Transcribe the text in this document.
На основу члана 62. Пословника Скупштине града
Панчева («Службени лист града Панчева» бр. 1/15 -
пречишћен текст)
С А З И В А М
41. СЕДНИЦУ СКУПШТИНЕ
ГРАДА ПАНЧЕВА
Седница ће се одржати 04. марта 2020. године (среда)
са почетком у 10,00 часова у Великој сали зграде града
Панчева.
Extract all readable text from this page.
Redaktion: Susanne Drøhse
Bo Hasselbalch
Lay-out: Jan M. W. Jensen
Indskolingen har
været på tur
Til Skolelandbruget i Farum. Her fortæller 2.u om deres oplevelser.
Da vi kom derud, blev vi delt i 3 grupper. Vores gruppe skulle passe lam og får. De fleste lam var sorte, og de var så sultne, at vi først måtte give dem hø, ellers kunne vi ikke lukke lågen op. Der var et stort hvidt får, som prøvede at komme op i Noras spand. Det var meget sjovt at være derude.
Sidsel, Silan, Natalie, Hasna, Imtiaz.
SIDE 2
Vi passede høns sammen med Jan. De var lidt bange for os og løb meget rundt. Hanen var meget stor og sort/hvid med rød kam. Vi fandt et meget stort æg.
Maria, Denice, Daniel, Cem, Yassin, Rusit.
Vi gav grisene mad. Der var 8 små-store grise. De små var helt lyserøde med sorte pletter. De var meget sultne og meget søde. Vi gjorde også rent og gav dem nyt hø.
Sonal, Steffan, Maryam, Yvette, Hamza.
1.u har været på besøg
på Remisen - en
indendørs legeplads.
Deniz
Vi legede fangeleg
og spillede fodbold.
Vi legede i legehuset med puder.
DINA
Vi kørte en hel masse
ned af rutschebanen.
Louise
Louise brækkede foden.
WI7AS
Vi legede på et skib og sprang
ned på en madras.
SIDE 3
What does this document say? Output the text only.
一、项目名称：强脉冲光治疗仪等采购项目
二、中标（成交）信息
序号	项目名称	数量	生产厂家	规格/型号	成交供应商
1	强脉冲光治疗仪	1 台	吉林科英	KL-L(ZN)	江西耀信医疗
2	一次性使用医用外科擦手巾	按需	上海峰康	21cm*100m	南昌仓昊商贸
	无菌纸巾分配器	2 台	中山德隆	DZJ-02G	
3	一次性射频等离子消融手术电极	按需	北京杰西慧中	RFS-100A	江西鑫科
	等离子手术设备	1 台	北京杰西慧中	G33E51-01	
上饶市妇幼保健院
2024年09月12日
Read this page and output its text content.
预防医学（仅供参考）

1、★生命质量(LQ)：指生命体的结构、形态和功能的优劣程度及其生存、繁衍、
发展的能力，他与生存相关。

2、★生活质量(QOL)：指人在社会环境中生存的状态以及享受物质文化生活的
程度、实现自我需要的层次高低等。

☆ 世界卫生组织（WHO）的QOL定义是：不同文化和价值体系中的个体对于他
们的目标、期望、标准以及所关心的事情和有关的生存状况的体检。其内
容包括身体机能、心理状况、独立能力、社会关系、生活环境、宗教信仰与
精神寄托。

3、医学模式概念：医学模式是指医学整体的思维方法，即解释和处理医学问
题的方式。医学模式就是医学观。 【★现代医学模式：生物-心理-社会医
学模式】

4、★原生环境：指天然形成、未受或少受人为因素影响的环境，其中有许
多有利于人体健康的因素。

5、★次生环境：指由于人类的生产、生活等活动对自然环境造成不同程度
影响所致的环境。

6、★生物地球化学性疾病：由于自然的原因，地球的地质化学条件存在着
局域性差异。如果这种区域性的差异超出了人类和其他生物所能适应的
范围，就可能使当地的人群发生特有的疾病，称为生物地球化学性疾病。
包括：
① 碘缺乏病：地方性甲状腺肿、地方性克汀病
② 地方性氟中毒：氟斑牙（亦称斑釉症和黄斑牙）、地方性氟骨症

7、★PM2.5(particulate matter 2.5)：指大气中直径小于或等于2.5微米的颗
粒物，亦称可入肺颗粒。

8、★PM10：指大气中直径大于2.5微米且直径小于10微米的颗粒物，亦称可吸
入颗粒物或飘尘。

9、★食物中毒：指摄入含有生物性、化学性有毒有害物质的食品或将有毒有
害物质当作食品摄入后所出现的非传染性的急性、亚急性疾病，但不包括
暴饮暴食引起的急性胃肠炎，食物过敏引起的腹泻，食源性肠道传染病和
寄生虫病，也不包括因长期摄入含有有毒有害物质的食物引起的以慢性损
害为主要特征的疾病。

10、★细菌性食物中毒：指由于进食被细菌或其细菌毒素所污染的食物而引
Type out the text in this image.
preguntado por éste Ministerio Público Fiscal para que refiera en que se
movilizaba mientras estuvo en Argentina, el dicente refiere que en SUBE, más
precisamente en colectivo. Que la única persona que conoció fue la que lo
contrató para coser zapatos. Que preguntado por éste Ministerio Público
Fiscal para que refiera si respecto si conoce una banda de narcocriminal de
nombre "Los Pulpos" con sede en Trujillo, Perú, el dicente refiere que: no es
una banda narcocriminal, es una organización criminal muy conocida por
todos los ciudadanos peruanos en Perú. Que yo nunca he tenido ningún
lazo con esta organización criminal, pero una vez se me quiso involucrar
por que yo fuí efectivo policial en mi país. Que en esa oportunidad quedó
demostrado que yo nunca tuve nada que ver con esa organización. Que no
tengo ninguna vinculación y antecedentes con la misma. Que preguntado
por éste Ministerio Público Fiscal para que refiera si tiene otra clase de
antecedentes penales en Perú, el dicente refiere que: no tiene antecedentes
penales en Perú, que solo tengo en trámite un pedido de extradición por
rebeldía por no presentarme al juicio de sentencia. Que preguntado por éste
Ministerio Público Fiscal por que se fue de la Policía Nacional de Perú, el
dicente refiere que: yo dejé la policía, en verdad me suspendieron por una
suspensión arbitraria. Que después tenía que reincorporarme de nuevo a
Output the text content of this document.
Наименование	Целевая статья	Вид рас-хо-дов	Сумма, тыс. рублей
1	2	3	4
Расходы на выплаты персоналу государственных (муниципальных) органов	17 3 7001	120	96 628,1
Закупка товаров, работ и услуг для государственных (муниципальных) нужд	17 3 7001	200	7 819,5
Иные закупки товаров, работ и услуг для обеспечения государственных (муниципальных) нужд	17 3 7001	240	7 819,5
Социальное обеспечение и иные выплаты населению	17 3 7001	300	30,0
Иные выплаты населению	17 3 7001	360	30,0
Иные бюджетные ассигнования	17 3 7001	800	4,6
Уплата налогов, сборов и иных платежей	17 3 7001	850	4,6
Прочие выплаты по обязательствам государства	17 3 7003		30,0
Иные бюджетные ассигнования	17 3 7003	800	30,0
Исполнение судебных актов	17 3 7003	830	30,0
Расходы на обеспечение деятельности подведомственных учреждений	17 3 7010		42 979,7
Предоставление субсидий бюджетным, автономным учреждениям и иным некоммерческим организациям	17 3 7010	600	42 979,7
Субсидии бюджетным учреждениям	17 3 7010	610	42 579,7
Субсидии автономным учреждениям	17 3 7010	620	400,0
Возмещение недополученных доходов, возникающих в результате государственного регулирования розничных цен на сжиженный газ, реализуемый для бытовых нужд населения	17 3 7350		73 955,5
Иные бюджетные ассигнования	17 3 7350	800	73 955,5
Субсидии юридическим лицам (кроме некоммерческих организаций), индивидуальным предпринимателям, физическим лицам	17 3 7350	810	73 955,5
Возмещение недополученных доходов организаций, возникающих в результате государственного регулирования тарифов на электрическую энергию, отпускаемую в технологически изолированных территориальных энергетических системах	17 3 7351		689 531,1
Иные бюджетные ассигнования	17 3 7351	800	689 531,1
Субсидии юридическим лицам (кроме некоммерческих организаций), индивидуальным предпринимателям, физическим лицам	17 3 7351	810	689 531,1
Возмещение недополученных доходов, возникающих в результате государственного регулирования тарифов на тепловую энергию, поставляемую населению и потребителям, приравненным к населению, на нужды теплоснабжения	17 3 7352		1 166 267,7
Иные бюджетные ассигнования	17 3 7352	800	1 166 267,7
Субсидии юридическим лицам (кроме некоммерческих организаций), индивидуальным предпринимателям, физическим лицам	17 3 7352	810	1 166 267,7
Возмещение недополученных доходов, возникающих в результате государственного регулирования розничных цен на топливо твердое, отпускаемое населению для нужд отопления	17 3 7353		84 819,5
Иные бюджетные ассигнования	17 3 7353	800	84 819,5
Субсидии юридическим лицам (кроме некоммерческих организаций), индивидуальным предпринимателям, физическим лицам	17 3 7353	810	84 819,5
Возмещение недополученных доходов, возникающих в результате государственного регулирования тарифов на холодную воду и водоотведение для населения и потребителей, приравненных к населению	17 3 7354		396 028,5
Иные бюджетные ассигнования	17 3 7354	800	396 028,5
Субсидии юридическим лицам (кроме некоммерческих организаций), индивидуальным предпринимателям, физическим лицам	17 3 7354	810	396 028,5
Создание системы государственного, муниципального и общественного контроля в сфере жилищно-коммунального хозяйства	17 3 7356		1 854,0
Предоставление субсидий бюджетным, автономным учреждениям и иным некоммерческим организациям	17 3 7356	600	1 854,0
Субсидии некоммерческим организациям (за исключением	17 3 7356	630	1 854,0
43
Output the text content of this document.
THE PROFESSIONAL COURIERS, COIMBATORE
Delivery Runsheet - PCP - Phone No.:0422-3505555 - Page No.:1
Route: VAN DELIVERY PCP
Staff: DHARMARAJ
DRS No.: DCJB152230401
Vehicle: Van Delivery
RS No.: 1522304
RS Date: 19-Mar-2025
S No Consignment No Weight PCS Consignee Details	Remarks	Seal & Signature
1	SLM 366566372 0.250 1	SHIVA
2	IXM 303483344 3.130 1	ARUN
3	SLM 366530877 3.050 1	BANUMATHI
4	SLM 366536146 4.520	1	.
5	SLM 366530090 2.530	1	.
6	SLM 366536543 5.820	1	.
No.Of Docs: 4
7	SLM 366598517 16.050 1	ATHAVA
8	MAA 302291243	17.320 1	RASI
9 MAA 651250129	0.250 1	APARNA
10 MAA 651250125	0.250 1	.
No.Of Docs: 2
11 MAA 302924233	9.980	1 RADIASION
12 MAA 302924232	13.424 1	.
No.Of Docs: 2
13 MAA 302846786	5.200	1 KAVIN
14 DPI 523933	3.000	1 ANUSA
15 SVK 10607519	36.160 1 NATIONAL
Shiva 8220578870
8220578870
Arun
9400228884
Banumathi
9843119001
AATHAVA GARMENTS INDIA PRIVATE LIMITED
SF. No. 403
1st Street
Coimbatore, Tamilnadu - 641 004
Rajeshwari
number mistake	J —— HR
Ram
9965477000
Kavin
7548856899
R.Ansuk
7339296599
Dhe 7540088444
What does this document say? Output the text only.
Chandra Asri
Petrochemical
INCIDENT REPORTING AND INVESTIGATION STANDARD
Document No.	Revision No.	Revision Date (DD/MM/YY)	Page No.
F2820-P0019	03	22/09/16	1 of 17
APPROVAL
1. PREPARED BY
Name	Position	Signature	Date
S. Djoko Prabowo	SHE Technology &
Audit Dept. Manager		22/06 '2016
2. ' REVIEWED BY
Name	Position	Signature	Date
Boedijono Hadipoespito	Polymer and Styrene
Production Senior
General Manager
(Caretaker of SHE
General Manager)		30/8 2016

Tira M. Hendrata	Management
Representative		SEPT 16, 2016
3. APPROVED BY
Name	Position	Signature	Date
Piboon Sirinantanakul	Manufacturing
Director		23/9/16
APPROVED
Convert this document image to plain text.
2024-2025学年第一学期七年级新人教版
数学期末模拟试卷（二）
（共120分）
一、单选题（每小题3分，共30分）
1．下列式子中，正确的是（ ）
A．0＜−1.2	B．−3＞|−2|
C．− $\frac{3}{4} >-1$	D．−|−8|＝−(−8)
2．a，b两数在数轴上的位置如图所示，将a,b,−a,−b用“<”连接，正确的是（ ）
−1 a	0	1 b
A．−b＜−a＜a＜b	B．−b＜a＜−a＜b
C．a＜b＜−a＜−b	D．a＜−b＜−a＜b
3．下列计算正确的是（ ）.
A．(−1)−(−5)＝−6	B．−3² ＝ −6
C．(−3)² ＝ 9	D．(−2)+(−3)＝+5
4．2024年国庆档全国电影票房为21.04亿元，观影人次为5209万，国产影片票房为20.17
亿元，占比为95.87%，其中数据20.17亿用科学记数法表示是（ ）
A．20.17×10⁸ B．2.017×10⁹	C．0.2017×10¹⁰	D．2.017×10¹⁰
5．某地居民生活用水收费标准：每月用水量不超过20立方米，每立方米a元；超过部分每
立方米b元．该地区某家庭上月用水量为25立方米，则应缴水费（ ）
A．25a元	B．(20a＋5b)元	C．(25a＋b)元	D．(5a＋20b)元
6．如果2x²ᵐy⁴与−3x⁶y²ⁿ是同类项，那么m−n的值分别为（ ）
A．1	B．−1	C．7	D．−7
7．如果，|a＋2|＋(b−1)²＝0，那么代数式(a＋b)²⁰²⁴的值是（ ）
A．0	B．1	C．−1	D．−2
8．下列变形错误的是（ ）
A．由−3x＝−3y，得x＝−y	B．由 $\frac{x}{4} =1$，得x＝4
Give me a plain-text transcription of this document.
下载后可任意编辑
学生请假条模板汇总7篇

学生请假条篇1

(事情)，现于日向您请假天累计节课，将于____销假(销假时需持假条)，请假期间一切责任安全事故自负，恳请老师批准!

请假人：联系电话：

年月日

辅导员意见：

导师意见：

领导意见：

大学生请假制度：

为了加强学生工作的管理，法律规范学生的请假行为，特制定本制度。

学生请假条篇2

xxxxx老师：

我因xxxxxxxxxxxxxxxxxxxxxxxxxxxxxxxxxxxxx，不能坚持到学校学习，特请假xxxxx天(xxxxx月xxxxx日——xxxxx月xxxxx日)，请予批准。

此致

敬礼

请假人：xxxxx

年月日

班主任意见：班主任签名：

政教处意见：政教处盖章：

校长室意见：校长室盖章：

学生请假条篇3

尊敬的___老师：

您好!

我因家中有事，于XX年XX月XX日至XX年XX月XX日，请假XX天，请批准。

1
· · · · · · ·
**What to work on**
Reply with nothing but the number of lines in the data above that contain "éste".

**Result below**
4